** MATERIAL SHOWN **
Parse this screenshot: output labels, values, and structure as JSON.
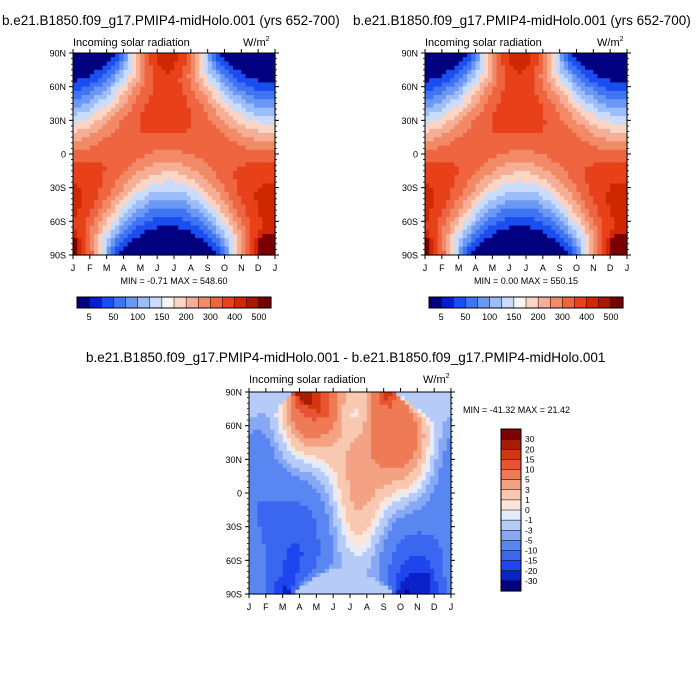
{
  "panels": [
    {
      "title": "b.e21.B1850.f09_g17.PMIP4-midHolo.001 (yrs 652-700)",
      "left_label": "Incoming solar radiation",
      "units": "W/m",
      "units_sup": "2",
      "minmax": "MIN =  -0.71 MAX = 548.60"
    },
    {
      "title": "b.e21.B1850.f09_g17.PMIP4-midHolo.001 (yrs 652-700)",
      "left_label": "Incoming solar radiation",
      "units": "W/m",
      "units_sup": "2",
      "minmax": "MIN =   0.00 MAX = 550.15"
    },
    {
      "title": "b.e21.B1850.f09_g17.PMIP4-midHolo.001 - b.e21.B1850.f09_g17.PMIP4-midHolo.001",
      "left_label": "Incoming solar radiation",
      "units": "W/m",
      "units_sup": "2",
      "minmax": "MIN = -41.32 MAX =  21.42"
    }
  ],
  "colors": {
    "abs_scale": [
      "#000080",
      "#0020d0",
      "#1a4ef0",
      "#3f74f2",
      "#6c98f5",
      "#9dbdf8",
      "#cadcfb",
      "#f5f5f5",
      "#fbd5c5",
      "#f6ae94",
      "#f28a68",
      "#ee6540",
      "#e84018",
      "#cf2800",
      "#a81800",
      "#7a0000"
    ],
    "diff_scale": [
      "#000080",
      "#0a23c8",
      "#1e45ee",
      "#3a66f0",
      "#5a86f2",
      "#86a8f5",
      "#b6cbf8",
      "#e4ecfb",
      "#fbe6dc",
      "#f8c8b0",
      "#f3a283",
      "#ee7b56",
      "#e85330",
      "#d63510",
      "#a81c00",
      "#800000"
    ]
  },
  "chart_data": [
    {
      "type": "heatmap",
      "title": "b.e21.B1850.f09_g17.PMIP4-midHolo.001 (yrs 652-700)",
      "x_ticks": [
        "J",
        "F",
        "M",
        "A",
        "M",
        "J",
        "J",
        "A",
        "S",
        "O",
        "N",
        "D",
        "J"
      ],
      "y_ticks": [
        "90N",
        "60N",
        "30N",
        "0",
        "30S",
        "60S",
        "90S"
      ],
      "y_range": [
        -90,
        90
      ],
      "x_range": [
        0,
        12
      ],
      "colorbar_levels": [
        5,
        50,
        100,
        150,
        200,
        300,
        400,
        500
      ],
      "min": -0.71,
      "max": 548.6,
      "grid": false
    },
    {
      "type": "heatmap",
      "title": "b.e21.B1850.f09_g17.PMIP4-midHolo.001 (yrs 652-700)",
      "x_ticks": [
        "J",
        "F",
        "M",
        "A",
        "M",
        "J",
        "J",
        "A",
        "S",
        "O",
        "N",
        "D",
        "J"
      ],
      "y_ticks": [
        "90N",
        "60N",
        "30N",
        "0",
        "30S",
        "60S",
        "90S"
      ],
      "y_range": [
        -90,
        90
      ],
      "x_range": [
        0,
        12
      ],
      "colorbar_levels": [
        5,
        50,
        100,
        150,
        200,
        300,
        400,
        500
      ],
      "min": 0.0,
      "max": 550.15,
      "grid": false
    },
    {
      "type": "heatmap",
      "title": "b.e21.B1850.f09_g17.PMIP4-midHolo.001 - b.e21.B1850.f09_g17.PMIP4-midHolo.001",
      "x_ticks": [
        "J",
        "F",
        "M",
        "A",
        "M",
        "J",
        "J",
        "A",
        "S",
        "O",
        "N",
        "D",
        "J"
      ],
      "y_ticks": [
        "90N",
        "60N",
        "30N",
        "0",
        "30S",
        "60S",
        "90S"
      ],
      "y_range": [
        -90,
        90
      ],
      "x_range": [
        0,
        12
      ],
      "colorbar_levels": [
        30,
        20,
        15,
        10,
        5,
        3,
        1,
        0,
        -1,
        -3,
        -5,
        -10,
        -15,
        -20,
        -30
      ],
      "min": -41.32,
      "max": 21.42,
      "grid": false
    }
  ]
}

** EXERCISE **
Leave out the pictures, and give all the records again exactly.

** SOLUTION FOR THIS EXERCISE **
Parse this screenshot: output labels, values, and structure as JSON.
{
  "panels": [
    {
      "title": "b.e21.B1850.f09_g17.PMIP4-midHolo.001 (yrs 652-700)",
      "left_label": "Incoming solar radiation",
      "units": "W/m",
      "units_sup": "2",
      "minmax": "MIN =  -0.71 MAX = 548.60"
    },
    {
      "title": "b.e21.B1850.f09_g17.PMIP4-midHolo.001 (yrs 652-700)",
      "left_label": "Incoming solar radiation",
      "units": "W/m",
      "units_sup": "2",
      "minmax": "MIN =   0.00 MAX = 550.15"
    },
    {
      "title": "b.e21.B1850.f09_g17.PMIP4-midHolo.001 - b.e21.B1850.f09_g17.PMIP4-midHolo.001",
      "left_label": "Incoming solar radiation",
      "units": "W/m",
      "units_sup": "2",
      "minmax": "MIN = -41.32 MAX =  21.42"
    }
  ],
  "colors": {
    "abs_scale": [
      "#000080",
      "#0020d0",
      "#1a4ef0",
      "#3f74f2",
      "#6c98f5",
      "#9dbdf8",
      "#cadcfb",
      "#f5f5f5",
      "#fbd5c5",
      "#f6ae94",
      "#f28a68",
      "#ee6540",
      "#e84018",
      "#cf2800",
      "#a81800",
      "#7a0000"
    ],
    "diff_scale": [
      "#000080",
      "#0a23c8",
      "#1e45ee",
      "#3a66f0",
      "#5a86f2",
      "#86a8f5",
      "#b6cbf8",
      "#e4ecfb",
      "#fbe6dc",
      "#f8c8b0",
      "#f3a283",
      "#ee7b56",
      "#e85330",
      "#d63510",
      "#a81c00",
      "#800000"
    ]
  },
  "chart_data": [
    {
      "type": "heatmap",
      "title": "b.e21.B1850.f09_g17.PMIP4-midHolo.001 (yrs 652-700)",
      "x_ticks": [
        "J",
        "F",
        "M",
        "A",
        "M",
        "J",
        "J",
        "A",
        "S",
        "O",
        "N",
        "D",
        "J"
      ],
      "y_ticks": [
        "90N",
        "60N",
        "30N",
        "0",
        "30S",
        "60S",
        "90S"
      ],
      "y_range": [
        -90,
        90
      ],
      "x_range": [
        0,
        12
      ],
      "colorbar_levels": [
        5,
        50,
        100,
        150,
        200,
        300,
        400,
        500
      ],
      "min": -0.71,
      "max": 548.6,
      "grid": false
    },
    {
      "type": "heatmap",
      "title": "b.e21.B1850.f09_g17.PMIP4-midHolo.001 (yrs 652-700)",
      "x_ticks": [
        "J",
        "F",
        "M",
        "A",
        "M",
        "J",
        "J",
        "A",
        "S",
        "O",
        "N",
        "D",
        "J"
      ],
      "y_ticks": [
        "90N",
        "60N",
        "30N",
        "0",
        "30S",
        "60S",
        "90S"
      ],
      "y_range": [
        -90,
        90
      ],
      "x_range": [
        0,
        12
      ],
      "colorbar_levels": [
        5,
        50,
        100,
        150,
        200,
        300,
        400,
        500
      ],
      "min": 0.0,
      "max": 550.15,
      "grid": false
    },
    {
      "type": "heatmap",
      "title": "b.e21.B1850.f09_g17.PMIP4-midHolo.001 - b.e21.B1850.f09_g17.PMIP4-midHolo.001",
      "x_ticks": [
        "J",
        "F",
        "M",
        "A",
        "M",
        "J",
        "J",
        "A",
        "S",
        "O",
        "N",
        "D",
        "J"
      ],
      "y_ticks": [
        "90N",
        "60N",
        "30N",
        "0",
        "30S",
        "60S",
        "90S"
      ],
      "y_range": [
        -90,
        90
      ],
      "x_range": [
        0,
        12
      ],
      "colorbar_levels": [
        30,
        20,
        15,
        10,
        5,
        3,
        1,
        0,
        -1,
        -3,
        -5,
        -10,
        -15,
        -20,
        -30
      ],
      "min": -41.32,
      "max": 21.42,
      "grid": false
    }
  ]
}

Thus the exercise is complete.